━━━ Texto de lectura ━━━

La palabra celebración, para mí, siempre estuvo asociada a la idea de lo festivo. Nunca imaginé cómo sería reunirse a doler, a tramitar la idea nefasta de que una, uno de nosotros no estuviera más vivo. ¿Se homenajea la ausencia? ¿Cómo puede existir la idea de proyectar algo en medio del dolor crudo?
Mi primer velorio fue a los 10 años; insistí en ir. A mi abuela la velaron en el living de su casa. Aún escucho el gemido de llanto de sus amigas. Murió joven y era una de las costureras de Granadero Pringles. Las manos transpiradas de las vecinas me acariciaban la cabeza: “La hija del Negro, qué linda; mirá, la hija del Negro”.
Yo miraba hacia arriba y encontraba a mi papá. Estaba seco como una hostia y con la mirada atenta a atajar los desequilibrios emocionales de mis tíos. Todos lloraban más que mi papá. Entonces, yo me ubiqué ahí, de la mano de él, para atravesar ese día que sería uno de los más tristes de mi vida.

━━━ Material proporcionado ━━━

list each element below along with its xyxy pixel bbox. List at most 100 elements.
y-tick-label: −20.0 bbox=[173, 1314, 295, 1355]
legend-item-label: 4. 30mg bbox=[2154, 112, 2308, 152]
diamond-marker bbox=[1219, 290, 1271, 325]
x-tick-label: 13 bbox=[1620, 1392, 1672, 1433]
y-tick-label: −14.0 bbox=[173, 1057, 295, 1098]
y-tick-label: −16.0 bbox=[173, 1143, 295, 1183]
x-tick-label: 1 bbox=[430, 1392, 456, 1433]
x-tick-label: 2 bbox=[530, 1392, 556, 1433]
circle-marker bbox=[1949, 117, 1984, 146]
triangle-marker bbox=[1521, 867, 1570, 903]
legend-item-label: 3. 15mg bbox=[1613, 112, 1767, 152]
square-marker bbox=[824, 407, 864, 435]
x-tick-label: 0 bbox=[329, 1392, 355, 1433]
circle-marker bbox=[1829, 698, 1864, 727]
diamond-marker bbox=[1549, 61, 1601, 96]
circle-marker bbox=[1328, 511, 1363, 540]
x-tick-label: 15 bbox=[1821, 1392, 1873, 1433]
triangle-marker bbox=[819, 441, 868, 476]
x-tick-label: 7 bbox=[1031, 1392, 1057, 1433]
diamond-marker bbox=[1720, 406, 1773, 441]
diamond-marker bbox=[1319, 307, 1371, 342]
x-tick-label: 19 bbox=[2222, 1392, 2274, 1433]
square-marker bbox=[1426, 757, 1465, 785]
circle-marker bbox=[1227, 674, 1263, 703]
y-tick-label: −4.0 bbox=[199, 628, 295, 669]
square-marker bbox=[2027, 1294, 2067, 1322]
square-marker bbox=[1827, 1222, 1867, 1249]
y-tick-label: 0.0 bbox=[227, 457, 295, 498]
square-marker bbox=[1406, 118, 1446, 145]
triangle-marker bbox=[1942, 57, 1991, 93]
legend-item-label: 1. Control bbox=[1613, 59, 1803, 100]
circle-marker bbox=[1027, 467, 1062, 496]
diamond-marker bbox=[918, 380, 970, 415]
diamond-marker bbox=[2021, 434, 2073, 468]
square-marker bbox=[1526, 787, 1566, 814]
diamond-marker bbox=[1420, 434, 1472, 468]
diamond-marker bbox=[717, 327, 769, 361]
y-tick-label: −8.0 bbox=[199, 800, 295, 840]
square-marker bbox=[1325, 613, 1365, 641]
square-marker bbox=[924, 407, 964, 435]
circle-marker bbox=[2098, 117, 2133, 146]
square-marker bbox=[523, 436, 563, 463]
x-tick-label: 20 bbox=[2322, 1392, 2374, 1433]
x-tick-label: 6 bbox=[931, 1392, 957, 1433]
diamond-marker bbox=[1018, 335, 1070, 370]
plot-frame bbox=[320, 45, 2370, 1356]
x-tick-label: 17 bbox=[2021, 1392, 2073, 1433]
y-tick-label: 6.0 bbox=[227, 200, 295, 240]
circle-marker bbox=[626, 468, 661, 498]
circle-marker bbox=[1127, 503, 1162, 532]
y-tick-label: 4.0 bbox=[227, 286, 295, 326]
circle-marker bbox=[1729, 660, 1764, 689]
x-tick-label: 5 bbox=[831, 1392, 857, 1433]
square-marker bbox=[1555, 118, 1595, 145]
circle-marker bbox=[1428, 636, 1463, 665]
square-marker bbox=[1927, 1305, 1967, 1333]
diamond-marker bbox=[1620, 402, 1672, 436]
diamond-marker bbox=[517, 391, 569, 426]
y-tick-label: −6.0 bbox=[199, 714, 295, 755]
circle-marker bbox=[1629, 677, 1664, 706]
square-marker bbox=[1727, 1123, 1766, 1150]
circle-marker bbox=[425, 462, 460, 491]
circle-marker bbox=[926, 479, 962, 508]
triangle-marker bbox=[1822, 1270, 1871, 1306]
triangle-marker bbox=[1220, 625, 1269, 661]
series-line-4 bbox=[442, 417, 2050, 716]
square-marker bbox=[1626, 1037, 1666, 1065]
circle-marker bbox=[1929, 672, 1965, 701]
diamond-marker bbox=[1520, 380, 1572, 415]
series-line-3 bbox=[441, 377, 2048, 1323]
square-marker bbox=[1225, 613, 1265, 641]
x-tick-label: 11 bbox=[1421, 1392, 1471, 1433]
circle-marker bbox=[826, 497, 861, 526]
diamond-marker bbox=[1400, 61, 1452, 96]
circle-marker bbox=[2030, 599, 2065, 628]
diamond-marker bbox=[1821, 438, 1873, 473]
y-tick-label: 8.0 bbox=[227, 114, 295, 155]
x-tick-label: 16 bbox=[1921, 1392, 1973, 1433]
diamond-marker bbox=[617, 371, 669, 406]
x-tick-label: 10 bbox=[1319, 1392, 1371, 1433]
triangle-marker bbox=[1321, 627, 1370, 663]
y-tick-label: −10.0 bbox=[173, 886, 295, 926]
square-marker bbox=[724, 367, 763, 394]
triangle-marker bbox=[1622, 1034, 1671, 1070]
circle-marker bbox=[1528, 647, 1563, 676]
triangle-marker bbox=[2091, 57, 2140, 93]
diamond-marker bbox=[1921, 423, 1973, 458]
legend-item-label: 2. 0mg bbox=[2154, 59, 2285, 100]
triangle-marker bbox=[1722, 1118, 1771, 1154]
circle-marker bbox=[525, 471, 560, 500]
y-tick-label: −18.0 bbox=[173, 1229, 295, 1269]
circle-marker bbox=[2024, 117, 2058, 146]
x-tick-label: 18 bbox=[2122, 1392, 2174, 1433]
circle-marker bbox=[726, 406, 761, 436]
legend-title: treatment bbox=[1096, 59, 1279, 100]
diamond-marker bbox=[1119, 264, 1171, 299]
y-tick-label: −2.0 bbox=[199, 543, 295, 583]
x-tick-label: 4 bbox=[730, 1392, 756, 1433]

━━━

_Tu tarea_
Transcribe sin cambios el fragmento del texto sobre el velorio de la abuela que va desde "Yo miraba hacia" hasta "de mi vida.".

_Tarea resuelta_
Yo miraba hacia arriba y encontraba a mi papá. Estaba seco como una hostia y con la mirada atenta a atajar los desequilibrios emocionales de mis tíos. Todos lloraban más que mi papá. Entonces, yo me ubiqué ahí, de la mano de él, para atravesar ese día que sería uno de los más tristes de mi vida.